----- DATASET ENTRIES
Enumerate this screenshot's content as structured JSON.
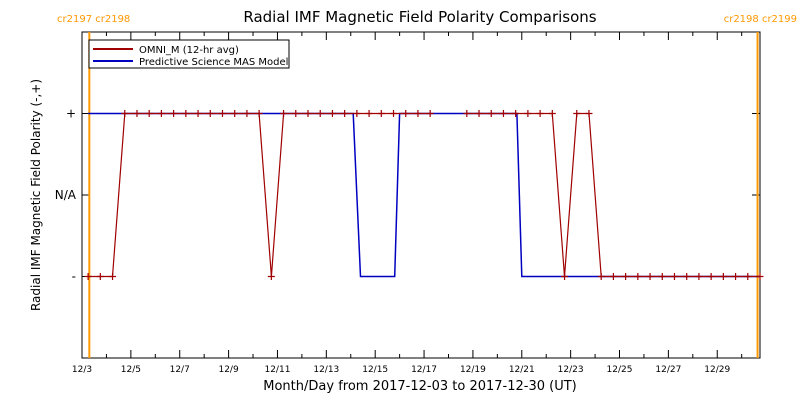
{
  "chart_data": {
    "type": "line",
    "title": "Radial IMF Magnetic Field Polarity Comparisons",
    "xlabel": "Month/Day from 2017-12-03 to 2017-12-30 (UT)",
    "ylabel": "Radial IMF Magnetic Field Polarity (-,+)",
    "x_tick_labels": [
      "12/3",
      "12/5",
      "12/7",
      "12/9",
      "12/11",
      "12/13",
      "12/15",
      "12/17",
      "12/19",
      "12/21",
      "12/23",
      "12/25",
      "12/27",
      "12/29"
    ],
    "y_tick_labels": [
      {
        "label": "+",
        "value": 1
      },
      {
        "label": "N/A",
        "value": 0
      },
      {
        "label": "-",
        "value": -1
      }
    ],
    "xlim": [
      0,
      27.75
    ],
    "ylim": [
      -2,
      2
    ],
    "grid": false,
    "legend_position": "top-left",
    "rotation_labels": {
      "left": "cr2197 cr2198",
      "right": "cr2198 cr2199",
      "color": "#ff9900"
    },
    "rotation_markers_x": [
      0.3,
      27.65
    ],
    "series": [
      {
        "name": "OMNI_M (12-hr avg)",
        "color": "#a00000",
        "marker": "plus",
        "x": [
          0.25,
          0.75,
          1.25,
          1.75,
          2.25,
          2.75,
          3.25,
          3.75,
          4.25,
          4.75,
          5.25,
          5.75,
          6.25,
          6.75,
          7.25,
          7.75,
          8.25,
          8.75,
          9.25,
          9.75,
          10.25,
          10.75,
          11.25,
          11.75,
          12.25,
          12.75,
          13.25,
          13.75,
          14.25,
          15.75,
          16.25,
          16.75,
          17.25,
          17.75,
          18.25,
          18.75,
          19.25,
          19.75,
          20.25,
          20.75,
          21.25,
          21.75,
          22.25,
          22.75,
          23.25,
          23.75,
          24.25,
          24.75,
          25.25,
          25.75,
          26.25,
          26.75,
          27.25,
          27.75
        ],
        "values": [
          -1,
          -1,
          -1,
          1,
          1,
          1,
          1,
          1,
          1,
          1,
          1,
          1,
          1,
          1,
          1,
          -1,
          1,
          1,
          1,
          1,
          1,
          1,
          1,
          1,
          1,
          1,
          1,
          1,
          1,
          1,
          1,
          1,
          1,
          1,
          1,
          1,
          1,
          -1,
          1,
          1,
          -1,
          -1,
          -1,
          -1,
          -1,
          -1,
          -1,
          -1,
          -1,
          -1,
          -1,
          -1,
          -1,
          -1
        ],
        "gap_after_x": [
          14.25
        ]
      },
      {
        "name": "Predictive Science MAS Model",
        "color": "#0000c0",
        "marker": "none",
        "points": [
          [
            0.25,
            1
          ],
          [
            11.1,
            1
          ],
          [
            11.4,
            -1
          ],
          [
            12.8,
            -1
          ],
          [
            13.0,
            1
          ],
          [
            17.8,
            1
          ],
          [
            18.0,
            -1
          ],
          [
            27.75,
            -1
          ]
        ]
      }
    ]
  }
}
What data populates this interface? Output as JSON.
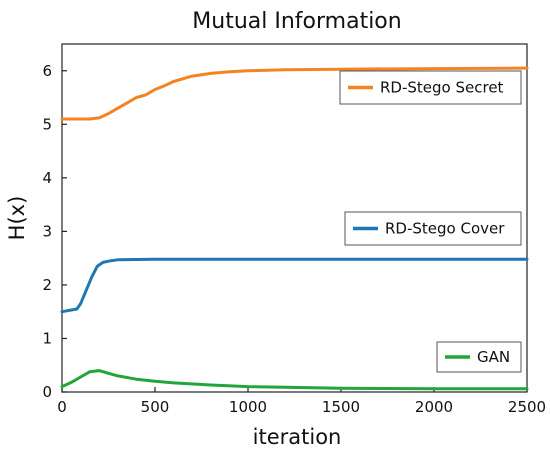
{
  "chart_data": {
    "type": "line",
    "title": "Mutual Information",
    "xlabel": "iteration",
    "ylabel": "H(x)",
    "xlim": [
      0,
      2500
    ],
    "ylim": [
      0,
      6.5
    ],
    "xticks": [
      0,
      500,
      1000,
      1500,
      2000,
      2500
    ],
    "yticks": [
      0,
      1,
      2,
      3,
      4,
      5,
      6
    ],
    "grid": false,
    "legend_placement": "inline boxes at right of each series",
    "series": [
      {
        "name": "RD-Stego Secret",
        "color": "#F28522",
        "x": [
          0,
          150,
          200,
          250,
          300,
          350,
          400,
          450,
          500,
          550,
          600,
          700,
          800,
          900,
          1000,
          1200,
          1500,
          2000,
          2500
        ],
        "y": [
          5.1,
          5.1,
          5.12,
          5.2,
          5.3,
          5.4,
          5.5,
          5.55,
          5.65,
          5.72,
          5.8,
          5.9,
          5.95,
          5.98,
          6.0,
          6.02,
          6.03,
          6.04,
          6.05
        ]
      },
      {
        "name": "RD-Stego Cover",
        "color": "#1F77B4",
        "x": [
          0,
          80,
          100,
          130,
          160,
          190,
          220,
          260,
          300,
          500,
          1000,
          1500,
          2000,
          2500
        ],
        "y": [
          1.5,
          1.55,
          1.65,
          1.9,
          2.15,
          2.35,
          2.42,
          2.45,
          2.47,
          2.48,
          2.48,
          2.48,
          2.48,
          2.48
        ]
      },
      {
        "name": "GAN",
        "color": "#22A63A",
        "x": [
          0,
          50,
          100,
          150,
          200,
          250,
          300,
          400,
          500,
          600,
          800,
          1000,
          1200,
          1500,
          2000,
          2500
        ],
        "y": [
          0.1,
          0.18,
          0.28,
          0.38,
          0.4,
          0.35,
          0.3,
          0.24,
          0.2,
          0.17,
          0.13,
          0.1,
          0.09,
          0.07,
          0.06,
          0.06
        ]
      }
    ]
  }
}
----------
> **REQUIRED WORK**
Return every line of the records exactly as given, pictures excluded.

> **PROBLEM SOLUTION**
Enumerate this screenshot's content as structured JSON.
{
  "chart_data": {
    "type": "line",
    "title": "Radial IMF Magnetic Field Polarity Comparisons",
    "xlabel": "Month/Day from 2017-12-03 to 2017-12-30 (UT)",
    "ylabel": "Radial IMF Magnetic Field Polarity (-,+)",
    "x_tick_labels": [
      "12/3",
      "12/5",
      "12/7",
      "12/9",
      "12/11",
      "12/13",
      "12/15",
      "12/17",
      "12/19",
      "12/21",
      "12/23",
      "12/25",
      "12/27",
      "12/29"
    ],
    "y_tick_labels": [
      {
        "label": "+",
        "value": 1
      },
      {
        "label": "N/A",
        "value": 0
      },
      {
        "label": "-",
        "value": -1
      }
    ],
    "xlim": [
      0,
      27.75
    ],
    "ylim": [
      -2,
      2
    ],
    "grid": false,
    "legend_position": "top-left",
    "rotation_labels": {
      "left": "cr2197 cr2198",
      "right": "cr2198 cr2199",
      "color": "#ff9900"
    },
    "rotation_markers_x": [
      0.3,
      27.65
    ],
    "series": [
      {
        "name": "OMNI_M (12-hr avg)",
        "color": "#a00000",
        "marker": "plus",
        "x": [
          0.25,
          0.75,
          1.25,
          1.75,
          2.25,
          2.75,
          3.25,
          3.75,
          4.25,
          4.75,
          5.25,
          5.75,
          6.25,
          6.75,
          7.25,
          7.75,
          8.25,
          8.75,
          9.25,
          9.75,
          10.25,
          10.75,
          11.25,
          11.75,
          12.25,
          12.75,
          13.25,
          13.75,
          14.25,
          15.75,
          16.25,
          16.75,
          17.25,
          17.75,
          18.25,
          18.75,
          19.25,
          19.75,
          20.25,
          20.75,
          21.25,
          21.75,
          22.25,
          22.75,
          23.25,
          23.75,
          24.25,
          24.75,
          25.25,
          25.75,
          26.25,
          26.75,
          27.25,
          27.75
        ],
        "values": [
          -1,
          -1,
          -1,
          1,
          1,
          1,
          1,
          1,
          1,
          1,
          1,
          1,
          1,
          1,
          1,
          -1,
          1,
          1,
          1,
          1,
          1,
          1,
          1,
          1,
          1,
          1,
          1,
          1,
          1,
          1,
          1,
          1,
          1,
          1,
          1,
          1,
          1,
          -1,
          1,
          1,
          -1,
          -1,
          -1,
          -1,
          -1,
          -1,
          -1,
          -1,
          -1,
          -1,
          -1,
          -1,
          -1,
          -1
        ],
        "gap_after_x": [
          14.25
        ]
      },
      {
        "name": "Predictive Science MAS Model",
        "color": "#0000c0",
        "marker": "none",
        "points": [
          [
            0.25,
            1
          ],
          [
            11.1,
            1
          ],
          [
            11.4,
            -1
          ],
          [
            12.8,
            -1
          ],
          [
            13.0,
            1
          ],
          [
            17.8,
            1
          ],
          [
            18.0,
            -1
          ],
          [
            27.75,
            -1
          ]
        ]
      }
    ]
  }
}
What data populates this interface? Output as JSON.
{
  "chart_data": {
    "type": "line",
    "title": "Mutual Information",
    "xlabel": "iteration",
    "ylabel": "H(x)",
    "xlim": [
      0,
      2500
    ],
    "ylim": [
      0,
      6.5
    ],
    "xticks": [
      0,
      500,
      1000,
      1500,
      2000,
      2500
    ],
    "yticks": [
      0,
      1,
      2,
      3,
      4,
      5,
      6
    ],
    "grid": false,
    "legend_placement": "inline boxes at right of each series",
    "series": [
      {
        "name": "RD-Stego Secret",
        "color": "#F28522",
        "x": [
          0,
          150,
          200,
          250,
          300,
          350,
          400,
          450,
          500,
          550,
          600,
          700,
          800,
          900,
          1000,
          1200,
          1500,
          2000,
          2500
        ],
        "y": [
          5.1,
          5.1,
          5.12,
          5.2,
          5.3,
          5.4,
          5.5,
          5.55,
          5.65,
          5.72,
          5.8,
          5.9,
          5.95,
          5.98,
          6.0,
          6.02,
          6.03,
          6.04,
          6.05
        ]
      },
      {
        "name": "RD-Stego Cover",
        "color": "#1F77B4",
        "x": [
          0,
          80,
          100,
          130,
          160,
          190,
          220,
          260,
          300,
          500,
          1000,
          1500,
          2000,
          2500
        ],
        "y": [
          1.5,
          1.55,
          1.65,
          1.9,
          2.15,
          2.35,
          2.42,
          2.45,
          2.47,
          2.48,
          2.48,
          2.48,
          2.48,
          2.48
        ]
      },
      {
        "name": "GAN",
        "color": "#22A63A",
        "x": [
          0,
          50,
          100,
          150,
          200,
          250,
          300,
          400,
          500,
          600,
          800,
          1000,
          1200,
          1500,
          2000,
          2500
        ],
        "y": [
          0.1,
          0.18,
          0.28,
          0.38,
          0.4,
          0.35,
          0.3,
          0.24,
          0.2,
          0.17,
          0.13,
          0.1,
          0.09,
          0.07,
          0.06,
          0.06
        ]
      }
    ]
  }
}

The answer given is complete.